Your objective: Gather, from the listing beneath this task, every line holding the string "validate".
# Start of Records provided
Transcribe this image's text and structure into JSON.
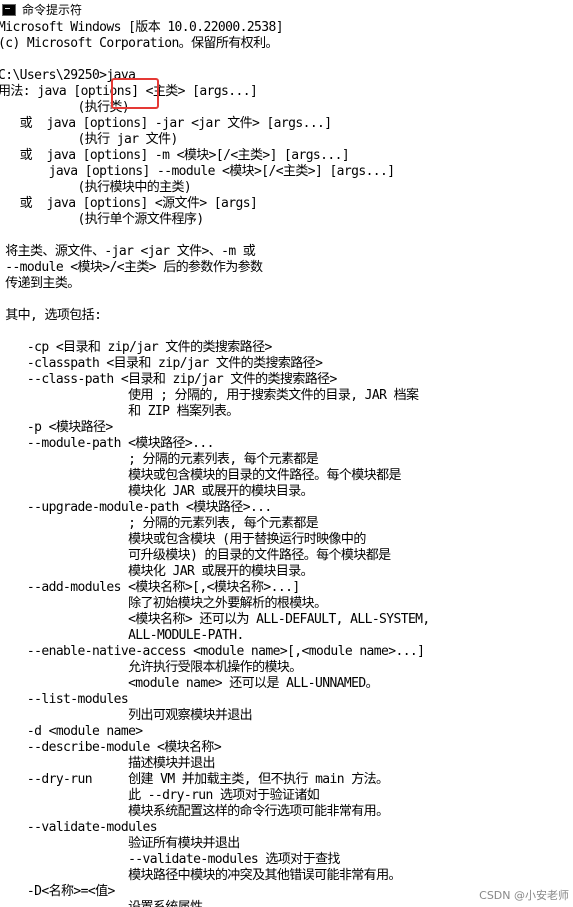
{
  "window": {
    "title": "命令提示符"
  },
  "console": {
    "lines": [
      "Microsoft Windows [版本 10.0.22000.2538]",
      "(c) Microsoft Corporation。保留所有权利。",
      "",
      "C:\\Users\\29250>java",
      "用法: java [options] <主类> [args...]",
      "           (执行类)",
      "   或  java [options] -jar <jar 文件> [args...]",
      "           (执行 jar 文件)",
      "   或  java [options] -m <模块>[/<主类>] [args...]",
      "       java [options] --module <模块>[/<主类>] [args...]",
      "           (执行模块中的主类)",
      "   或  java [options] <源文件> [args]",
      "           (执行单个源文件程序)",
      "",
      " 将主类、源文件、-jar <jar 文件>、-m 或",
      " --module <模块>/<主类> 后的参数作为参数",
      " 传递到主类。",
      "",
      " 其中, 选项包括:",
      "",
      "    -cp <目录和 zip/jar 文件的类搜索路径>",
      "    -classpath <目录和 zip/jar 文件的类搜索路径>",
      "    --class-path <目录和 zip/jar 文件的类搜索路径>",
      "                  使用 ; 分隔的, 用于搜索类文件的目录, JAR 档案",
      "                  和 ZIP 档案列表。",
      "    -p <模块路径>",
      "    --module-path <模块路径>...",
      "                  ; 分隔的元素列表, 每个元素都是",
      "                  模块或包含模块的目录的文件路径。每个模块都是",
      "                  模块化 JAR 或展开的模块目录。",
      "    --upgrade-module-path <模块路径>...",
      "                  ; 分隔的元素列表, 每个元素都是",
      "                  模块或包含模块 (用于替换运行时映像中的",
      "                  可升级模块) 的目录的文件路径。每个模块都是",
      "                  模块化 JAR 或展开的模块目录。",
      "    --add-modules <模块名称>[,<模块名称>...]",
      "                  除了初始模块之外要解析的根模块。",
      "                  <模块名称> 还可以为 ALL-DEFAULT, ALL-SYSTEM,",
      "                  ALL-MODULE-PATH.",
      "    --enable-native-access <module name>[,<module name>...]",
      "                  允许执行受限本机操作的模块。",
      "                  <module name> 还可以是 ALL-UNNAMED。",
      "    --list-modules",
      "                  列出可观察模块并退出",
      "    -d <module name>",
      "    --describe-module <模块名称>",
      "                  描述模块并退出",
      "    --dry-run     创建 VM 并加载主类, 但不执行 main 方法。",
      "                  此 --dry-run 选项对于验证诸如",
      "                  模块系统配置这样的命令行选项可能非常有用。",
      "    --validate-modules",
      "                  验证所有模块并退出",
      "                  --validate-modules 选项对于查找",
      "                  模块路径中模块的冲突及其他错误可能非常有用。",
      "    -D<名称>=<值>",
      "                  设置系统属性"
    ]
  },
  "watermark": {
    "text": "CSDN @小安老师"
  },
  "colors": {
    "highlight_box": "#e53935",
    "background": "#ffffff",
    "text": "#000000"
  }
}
# End of Records provided
# Start of Records provided
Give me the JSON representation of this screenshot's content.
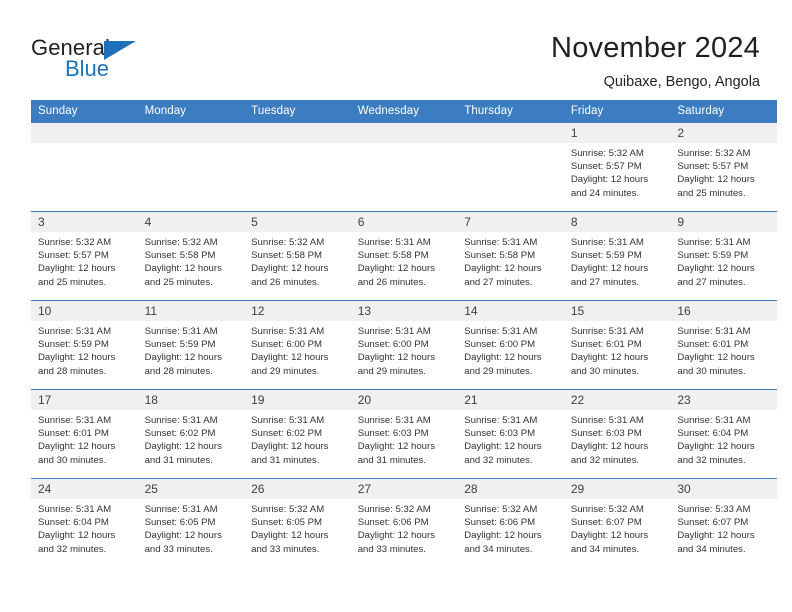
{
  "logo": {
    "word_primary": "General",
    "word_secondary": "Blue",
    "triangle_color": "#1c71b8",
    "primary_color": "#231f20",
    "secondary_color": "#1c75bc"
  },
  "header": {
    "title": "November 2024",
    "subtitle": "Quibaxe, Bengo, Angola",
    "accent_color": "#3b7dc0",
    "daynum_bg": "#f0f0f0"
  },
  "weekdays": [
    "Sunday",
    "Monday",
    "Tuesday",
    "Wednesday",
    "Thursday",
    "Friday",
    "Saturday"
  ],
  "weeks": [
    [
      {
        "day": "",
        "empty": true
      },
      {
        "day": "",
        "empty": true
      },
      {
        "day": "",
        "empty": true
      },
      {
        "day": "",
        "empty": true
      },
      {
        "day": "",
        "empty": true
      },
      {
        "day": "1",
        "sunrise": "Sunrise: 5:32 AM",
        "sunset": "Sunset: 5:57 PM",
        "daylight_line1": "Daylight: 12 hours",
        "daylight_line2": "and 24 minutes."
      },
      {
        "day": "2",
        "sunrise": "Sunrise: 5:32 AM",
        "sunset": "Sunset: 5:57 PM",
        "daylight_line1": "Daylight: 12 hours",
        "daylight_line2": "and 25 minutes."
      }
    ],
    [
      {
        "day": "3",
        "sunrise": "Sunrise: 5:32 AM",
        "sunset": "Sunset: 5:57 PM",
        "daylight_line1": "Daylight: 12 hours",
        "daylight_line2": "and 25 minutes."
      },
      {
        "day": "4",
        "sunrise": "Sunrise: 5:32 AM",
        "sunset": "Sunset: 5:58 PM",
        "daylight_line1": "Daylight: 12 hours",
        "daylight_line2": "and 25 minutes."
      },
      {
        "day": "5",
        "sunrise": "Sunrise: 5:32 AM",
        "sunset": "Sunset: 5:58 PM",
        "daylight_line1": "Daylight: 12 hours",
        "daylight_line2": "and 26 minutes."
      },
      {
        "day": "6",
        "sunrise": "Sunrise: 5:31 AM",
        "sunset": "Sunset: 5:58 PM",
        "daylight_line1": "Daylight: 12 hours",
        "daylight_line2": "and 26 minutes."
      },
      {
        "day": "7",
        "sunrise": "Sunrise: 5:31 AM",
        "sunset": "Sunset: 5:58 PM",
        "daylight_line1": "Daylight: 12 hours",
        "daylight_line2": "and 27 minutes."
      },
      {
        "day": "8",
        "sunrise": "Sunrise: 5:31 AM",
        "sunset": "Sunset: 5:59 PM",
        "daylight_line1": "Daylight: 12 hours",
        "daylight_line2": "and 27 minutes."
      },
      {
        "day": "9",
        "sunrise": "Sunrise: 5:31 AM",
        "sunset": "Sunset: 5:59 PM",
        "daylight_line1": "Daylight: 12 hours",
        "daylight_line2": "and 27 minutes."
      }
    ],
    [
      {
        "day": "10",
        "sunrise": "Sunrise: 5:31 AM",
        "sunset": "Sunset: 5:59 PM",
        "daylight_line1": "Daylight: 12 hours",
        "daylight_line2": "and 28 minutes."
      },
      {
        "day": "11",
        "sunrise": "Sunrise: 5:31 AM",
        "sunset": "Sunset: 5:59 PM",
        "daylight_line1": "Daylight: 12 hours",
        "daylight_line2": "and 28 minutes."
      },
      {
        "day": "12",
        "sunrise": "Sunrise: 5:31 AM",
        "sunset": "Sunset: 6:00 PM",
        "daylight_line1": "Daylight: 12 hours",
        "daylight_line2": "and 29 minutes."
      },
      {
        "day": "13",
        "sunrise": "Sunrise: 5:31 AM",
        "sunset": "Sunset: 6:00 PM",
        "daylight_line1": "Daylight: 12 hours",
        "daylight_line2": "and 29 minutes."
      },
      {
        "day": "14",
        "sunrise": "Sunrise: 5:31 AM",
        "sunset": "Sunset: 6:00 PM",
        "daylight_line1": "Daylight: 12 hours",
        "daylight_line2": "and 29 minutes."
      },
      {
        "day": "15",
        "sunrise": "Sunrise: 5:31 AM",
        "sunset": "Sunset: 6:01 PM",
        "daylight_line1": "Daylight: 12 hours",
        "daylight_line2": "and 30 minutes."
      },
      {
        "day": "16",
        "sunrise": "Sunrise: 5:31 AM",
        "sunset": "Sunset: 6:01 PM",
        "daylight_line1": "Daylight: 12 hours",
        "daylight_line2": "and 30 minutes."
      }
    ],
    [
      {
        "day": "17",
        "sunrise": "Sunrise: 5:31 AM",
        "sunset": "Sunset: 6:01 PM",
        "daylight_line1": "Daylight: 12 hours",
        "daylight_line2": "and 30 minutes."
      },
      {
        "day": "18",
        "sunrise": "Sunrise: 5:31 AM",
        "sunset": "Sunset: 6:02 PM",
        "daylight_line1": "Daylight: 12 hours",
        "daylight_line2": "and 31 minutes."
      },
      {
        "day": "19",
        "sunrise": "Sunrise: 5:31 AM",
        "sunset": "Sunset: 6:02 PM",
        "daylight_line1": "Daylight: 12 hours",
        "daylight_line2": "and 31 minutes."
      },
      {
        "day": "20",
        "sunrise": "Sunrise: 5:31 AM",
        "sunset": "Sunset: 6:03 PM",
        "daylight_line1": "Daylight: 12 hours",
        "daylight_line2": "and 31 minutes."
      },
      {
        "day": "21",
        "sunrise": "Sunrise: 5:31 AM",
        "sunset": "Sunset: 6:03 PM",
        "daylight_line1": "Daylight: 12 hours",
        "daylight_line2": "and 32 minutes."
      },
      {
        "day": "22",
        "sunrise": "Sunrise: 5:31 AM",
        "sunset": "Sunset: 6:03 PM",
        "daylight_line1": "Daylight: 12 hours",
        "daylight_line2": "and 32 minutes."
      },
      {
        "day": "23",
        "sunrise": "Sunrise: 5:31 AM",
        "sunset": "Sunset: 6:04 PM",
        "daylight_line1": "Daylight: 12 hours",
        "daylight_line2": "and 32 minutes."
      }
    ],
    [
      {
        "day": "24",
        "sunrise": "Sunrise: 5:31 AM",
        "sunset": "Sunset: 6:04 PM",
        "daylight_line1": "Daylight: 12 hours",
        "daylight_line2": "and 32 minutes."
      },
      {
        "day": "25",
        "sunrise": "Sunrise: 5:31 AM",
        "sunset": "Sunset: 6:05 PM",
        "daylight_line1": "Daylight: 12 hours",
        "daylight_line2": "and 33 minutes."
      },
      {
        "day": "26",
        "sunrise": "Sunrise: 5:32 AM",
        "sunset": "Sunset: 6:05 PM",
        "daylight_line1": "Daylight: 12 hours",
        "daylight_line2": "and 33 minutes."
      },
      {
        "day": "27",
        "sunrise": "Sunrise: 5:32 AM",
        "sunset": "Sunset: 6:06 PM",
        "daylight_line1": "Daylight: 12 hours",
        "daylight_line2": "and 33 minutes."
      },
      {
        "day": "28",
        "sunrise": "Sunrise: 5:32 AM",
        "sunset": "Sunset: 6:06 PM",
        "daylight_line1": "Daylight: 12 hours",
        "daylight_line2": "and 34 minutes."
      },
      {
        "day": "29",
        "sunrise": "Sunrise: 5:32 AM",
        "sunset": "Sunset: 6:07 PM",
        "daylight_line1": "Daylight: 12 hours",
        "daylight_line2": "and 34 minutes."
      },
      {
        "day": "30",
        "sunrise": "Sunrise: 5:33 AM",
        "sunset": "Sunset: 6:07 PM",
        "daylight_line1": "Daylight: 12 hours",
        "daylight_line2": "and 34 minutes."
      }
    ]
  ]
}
# End of Records provided
Answer in full:
      "    --validate-modules",
      "                  --validate-modules 选项对于查找",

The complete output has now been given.